## TASK BRIEF:
The entries below should be transcribed in their entirety, exactly as written.

## DATA EXCERPTS:
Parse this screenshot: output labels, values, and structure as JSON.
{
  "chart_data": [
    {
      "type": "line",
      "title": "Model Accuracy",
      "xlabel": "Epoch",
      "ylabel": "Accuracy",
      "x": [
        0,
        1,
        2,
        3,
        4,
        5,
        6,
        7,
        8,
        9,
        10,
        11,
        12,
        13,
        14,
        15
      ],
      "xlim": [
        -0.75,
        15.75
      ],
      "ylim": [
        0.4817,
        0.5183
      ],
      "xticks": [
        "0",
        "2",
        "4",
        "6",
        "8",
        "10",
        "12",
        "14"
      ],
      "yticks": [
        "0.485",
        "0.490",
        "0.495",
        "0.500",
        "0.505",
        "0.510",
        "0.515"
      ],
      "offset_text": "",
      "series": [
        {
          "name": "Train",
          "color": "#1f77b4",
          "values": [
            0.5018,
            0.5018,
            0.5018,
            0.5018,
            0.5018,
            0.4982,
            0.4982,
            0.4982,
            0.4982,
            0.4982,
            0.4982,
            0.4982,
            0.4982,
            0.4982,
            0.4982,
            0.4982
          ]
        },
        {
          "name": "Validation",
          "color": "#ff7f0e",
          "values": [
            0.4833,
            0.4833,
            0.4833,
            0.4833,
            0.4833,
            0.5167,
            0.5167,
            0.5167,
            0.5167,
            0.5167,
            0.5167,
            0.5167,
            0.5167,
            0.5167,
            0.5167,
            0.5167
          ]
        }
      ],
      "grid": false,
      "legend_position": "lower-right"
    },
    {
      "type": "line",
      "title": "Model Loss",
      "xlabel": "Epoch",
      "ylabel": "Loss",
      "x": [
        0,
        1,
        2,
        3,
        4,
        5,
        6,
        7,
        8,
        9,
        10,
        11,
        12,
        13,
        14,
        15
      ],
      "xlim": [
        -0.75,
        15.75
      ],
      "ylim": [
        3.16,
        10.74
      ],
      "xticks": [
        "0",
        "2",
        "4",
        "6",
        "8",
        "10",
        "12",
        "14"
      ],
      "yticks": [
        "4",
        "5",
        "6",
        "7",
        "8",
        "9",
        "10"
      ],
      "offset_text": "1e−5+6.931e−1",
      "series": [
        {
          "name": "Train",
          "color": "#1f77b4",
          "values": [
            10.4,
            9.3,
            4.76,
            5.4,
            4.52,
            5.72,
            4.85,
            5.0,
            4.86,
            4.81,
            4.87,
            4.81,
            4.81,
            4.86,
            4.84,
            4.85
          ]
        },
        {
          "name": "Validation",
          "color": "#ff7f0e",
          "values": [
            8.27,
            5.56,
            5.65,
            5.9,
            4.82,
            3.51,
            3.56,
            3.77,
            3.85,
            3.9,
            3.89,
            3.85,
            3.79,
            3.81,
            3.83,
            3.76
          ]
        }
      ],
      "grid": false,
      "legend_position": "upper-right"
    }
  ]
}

## REPLY TO THE TASK:
Parse this screenshot: output labels, values, and structure as JSON.
{
  "chart_data": [
    {
      "type": "line",
      "title": "Model Accuracy",
      "xlabel": "Epoch",
      "ylabel": "Accuracy",
      "x": [
        0,
        1,
        2,
        3,
        4,
        5,
        6,
        7,
        8,
        9,
        10,
        11,
        12,
        13,
        14,
        15
      ],
      "xlim": [
        -0.75,
        15.75
      ],
      "ylim": [
        0.4817,
        0.5183
      ],
      "xticks": [
        "0",
        "2",
        "4",
        "6",
        "8",
        "10",
        "12",
        "14"
      ],
      "yticks": [
        "0.485",
        "0.490",
        "0.495",
        "0.500",
        "0.505",
        "0.510",
        "0.515"
      ],
      "offset_text": "",
      "series": [
        {
          "name": "Train",
          "color": "#1f77b4",
          "values": [
            0.5018,
            0.5018,
            0.5018,
            0.5018,
            0.5018,
            0.4982,
            0.4982,
            0.4982,
            0.4982,
            0.4982,
            0.4982,
            0.4982,
            0.4982,
            0.4982,
            0.4982,
            0.4982
          ]
        },
        {
          "name": "Validation",
          "color": "#ff7f0e",
          "values": [
            0.4833,
            0.4833,
            0.4833,
            0.4833,
            0.4833,
            0.5167,
            0.5167,
            0.5167,
            0.5167,
            0.5167,
            0.5167,
            0.5167,
            0.5167,
            0.5167,
            0.5167,
            0.5167
          ]
        }
      ],
      "grid": false,
      "legend_position": "lower-right"
    },
    {
      "type": "line",
      "title": "Model Loss",
      "xlabel": "Epoch",
      "ylabel": "Loss",
      "x": [
        0,
        1,
        2,
        3,
        4,
        5,
        6,
        7,
        8,
        9,
        10,
        11,
        12,
        13,
        14,
        15
      ],
      "xlim": [
        -0.75,
        15.75
      ],
      "ylim": [
        3.16,
        10.74
      ],
      "xticks": [
        "0",
        "2",
        "4",
        "6",
        "8",
        "10",
        "12",
        "14"
      ],
      "yticks": [
        "4",
        "5",
        "6",
        "7",
        "8",
        "9",
        "10"
      ],
      "offset_text": "1e−5+6.931e−1",
      "series": [
        {
          "name": "Train",
          "color": "#1f77b4",
          "values": [
            10.4,
            9.3,
            4.76,
            5.4,
            4.52,
            5.72,
            4.85,
            5.0,
            4.86,
            4.81,
            4.87,
            4.81,
            4.81,
            4.86,
            4.84,
            4.85
          ]
        },
        {
          "name": "Validation",
          "color": "#ff7f0e",
          "values": [
            8.27,
            5.56,
            5.65,
            5.9,
            4.82,
            3.51,
            3.56,
            3.77,
            3.85,
            3.9,
            3.89,
            3.85,
            3.79,
            3.81,
            3.83,
            3.76
          ]
        }
      ],
      "grid": false,
      "legend_position": "upper-right"
    }
  ]
}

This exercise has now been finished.